● **EXERCISE INSTRUCTIONS**:
1. Please list the five steps of the critical thinking process that the Decisions, Decisions article says the games encourage.
2. According to the Decisions, Decisions article, how many alternate paths does the story lead to?
3. From the Decisions, Decisions article, return the passage starting at "The games encourage" and ending at "research Web links.", copied word for word.

● **ARTICLE**:
- Genres: Educational, simulation, role-playing
- Developer: Tom Snyder Productions

= Decisions, Decisions =

Educational role-playing video game series

Decisions, Decisions is a 15-part educational role-playing video game series by Tom Snyder Productions, released from the 1980s to the early 2000s. It has also been described as a "media-assisted Simulation Game" series.

==Gameplay==
Each game puts the players (recommended to be a classroom) into a scenario based on actual facts and encourages them to come up with solutions.

An example is in the title Decisions, Decisions: Prejudice, in which the players take the role of the mayor of a tourist town, in which a newspaper has editorialised against a business trading racial memorabilia. Students discuss the problem in teams, then enter their strategies into the computer, which advances the story, leading to 300 alternate paths. Members of the team receive booklets from the perspective of an adviser to the decision maker, for instance in Decisions, Decisions: The Environment, they could be a campaign manager, and environmentalist, a scientist, and an economist; players then debate this conflicting information to reach a justifiable compromise.

The games encourage a five step critical thinking process:
1. Analyze the situation
2. Determine and prioritise goals
3. Consider their options
4. Make a decision
5. Examine the consequences
Follow-up activities include: taking quizzes, drawing political cartoons, writing to state and federal legislators, seeing how others parts of the country voted on the issue, and research Web links.

Entries from a dataset
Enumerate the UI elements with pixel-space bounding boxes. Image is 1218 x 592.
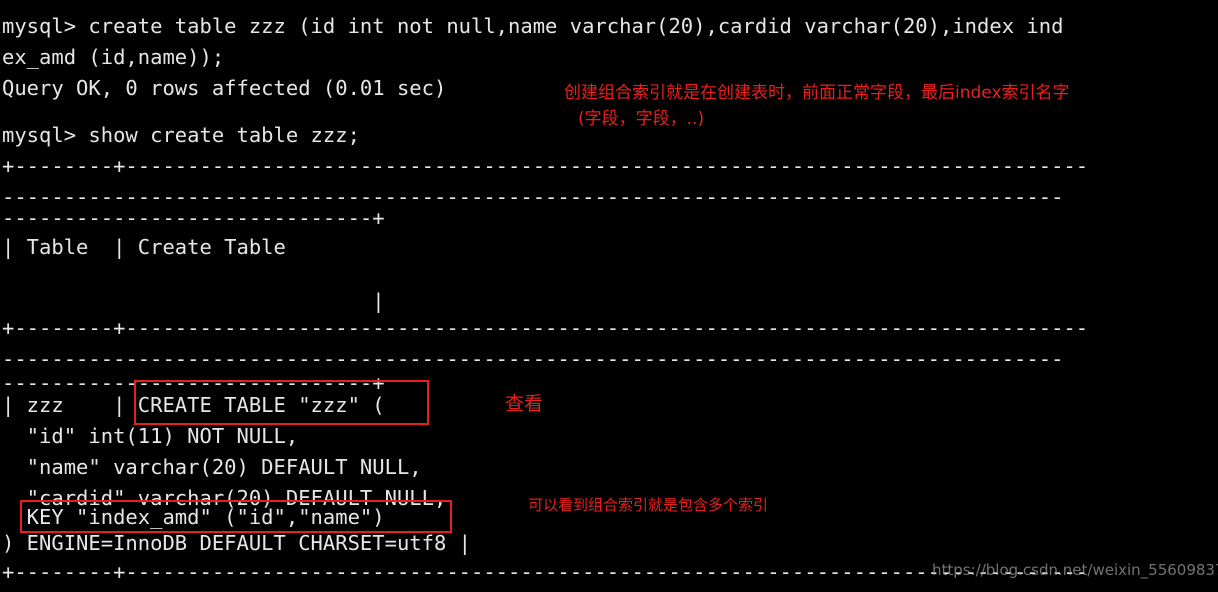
composite-index-note: 可以看到组合索引就是包含多个索引: [528, 496, 769, 514]
view-note: 查看: [505, 393, 544, 415]
terminal-line: mysql> show create table zzz;: [2, 123, 360, 147]
terminal-line: "id" int(11) NOT NULL,: [2, 424, 299, 448]
watermark: https://blog.csdn.net/weixin_55609837: [932, 561, 1218, 579]
terminal-line: +--------+------------------------------…: [2, 316, 1089, 340]
terminal-line: ex_amd (id,name));: [2, 45, 225, 69]
create-index-note-line2: (字段，字段，..): [578, 109, 705, 129]
key-index-box: [20, 500, 452, 533]
terminal-line: "name" varchar(20) DEFAULT NULL,: [2, 455, 422, 479]
create-table-box: [134, 380, 429, 425]
terminal-line: Query OK, 0 rows affected (0.01 sec): [2, 76, 447, 100]
terminal-line: mysql> create table zzz (id int not null…: [2, 14, 1064, 38]
terminal-screenshot: mysql> create table zzz (id int not null…: [0, 0, 1218, 592]
terminal-line: +--------+------------------------------…: [2, 154, 1089, 178]
terminal-line: ------------------------------+: [2, 206, 385, 230]
create-index-note-line1: 创建组合索引就是在创建表时，前面正常字段，最后index索引名字: [564, 83, 1070, 103]
terminal-line: +--------+------------------------------…: [2, 560, 1089, 584]
terminal-line: | Table | Create Table: [2, 235, 286, 259]
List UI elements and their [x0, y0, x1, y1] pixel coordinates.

● **SET OF ANSWERS**:
1.
1. Analyze the situation
2. Determine and prioritise goals
3. Consider their options
4. Make a decision
5. Examine the consequences

2. 300 alternate paths.

3.
The games encourage a five step critical thinking process:
1. Analyze the situation
2. Determine and prioritise goals
3. Consider their options
4. Make a decision
5. Examine the consequences
Follow-up activities include: taking quizzes, drawing political cartoons, writing to state and federal legislators, seeing how others parts of the country voted on the issue, and research Web links.